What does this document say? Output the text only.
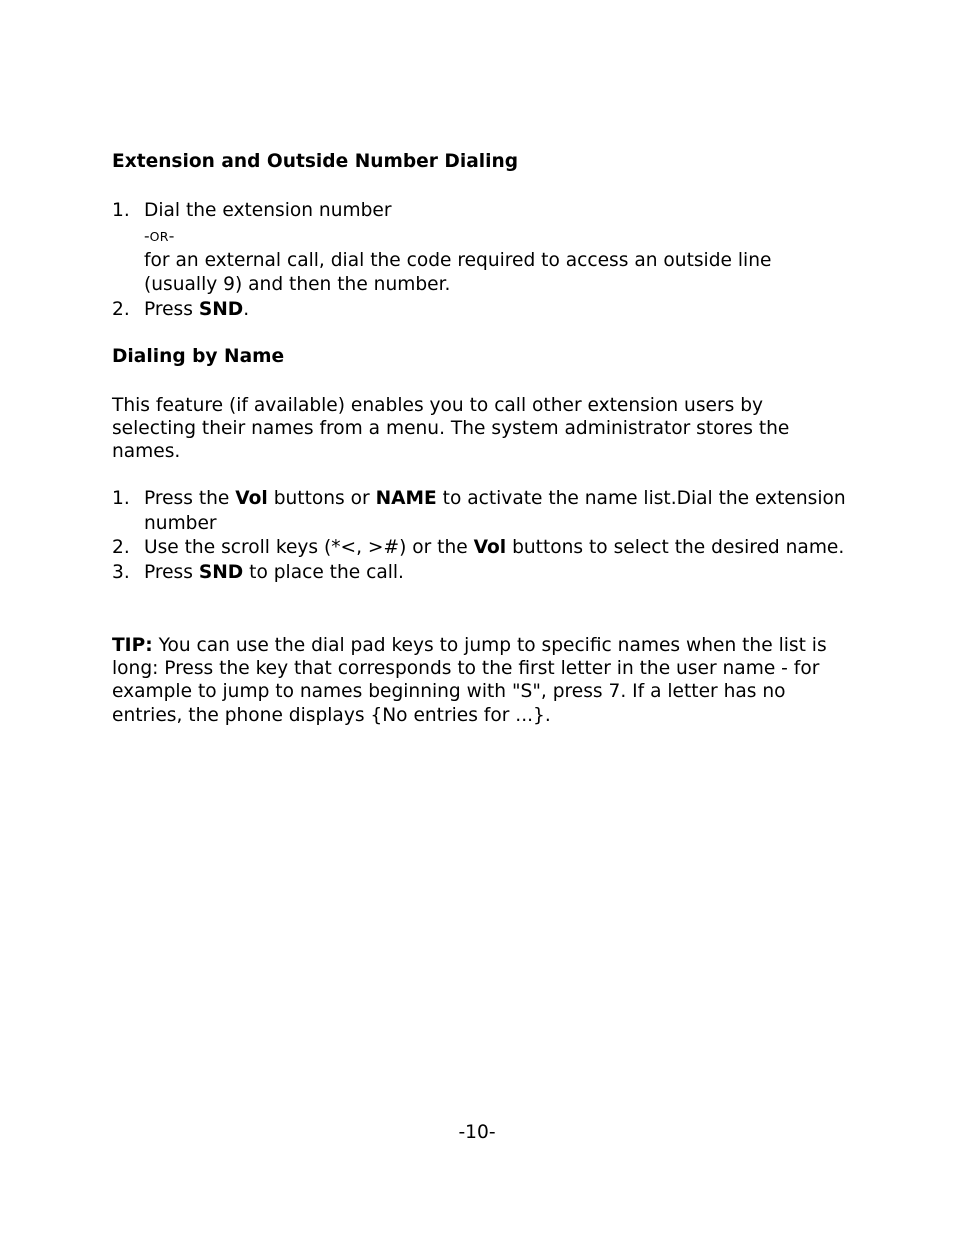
Extension and Outside Number Dialing
1. Dial the extension number
-OR-
for an external call, dial the code required to access an outside line (usually 9) and then the number.
2. Press SND.
Dialing by Name
This feature (if available) enables you to call other extension users by selecting their names from a menu. The system administrator stores the names.
1. Press the Vol buttons or NAME to activate the name list.Dial the extension number
2. Use the scroll keys (*<, >#) or the Vol buttons to select the desired name.
3. Press SND to place the call.
TIP: You can use the dial pad keys to jump to specific names when the list is long: Press the key that corresponds to the first letter in the user name - for example to jump to names beginning with "S", press 7. If a letter has no entries, the phone displays {No entries for ...}.
-10-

▸ **What needs to be done**
Transcribe each entry above exactly, apart from the pictures.

▸ **Correct output**
What does this document say? Output the text only.
Extension and Outside Number Dialing
1. Dial the extension number
-OR-
for an external call, dial the code required to access an outside line (usually 9) and then the number.
2. Press SND.
Dialing by Name
This feature (if available) enables you to call other extension users by selecting their names from a menu. The system administrator stores the names.
1. Press the Vol buttons or NAME to activate the name list.Dial the extension number
2. Use the scroll keys (*<, >#) or the Vol buttons to select the desired name.
3. Press SND to place the call.
TIP: You can use the dial pad keys to jump to specific names when the list is long: Press the key that corresponds to the first letter in the user name - for example to jump to names beginning with "S", press 7. If a letter has no entries, the phone displays {No entries for ...}.
-10-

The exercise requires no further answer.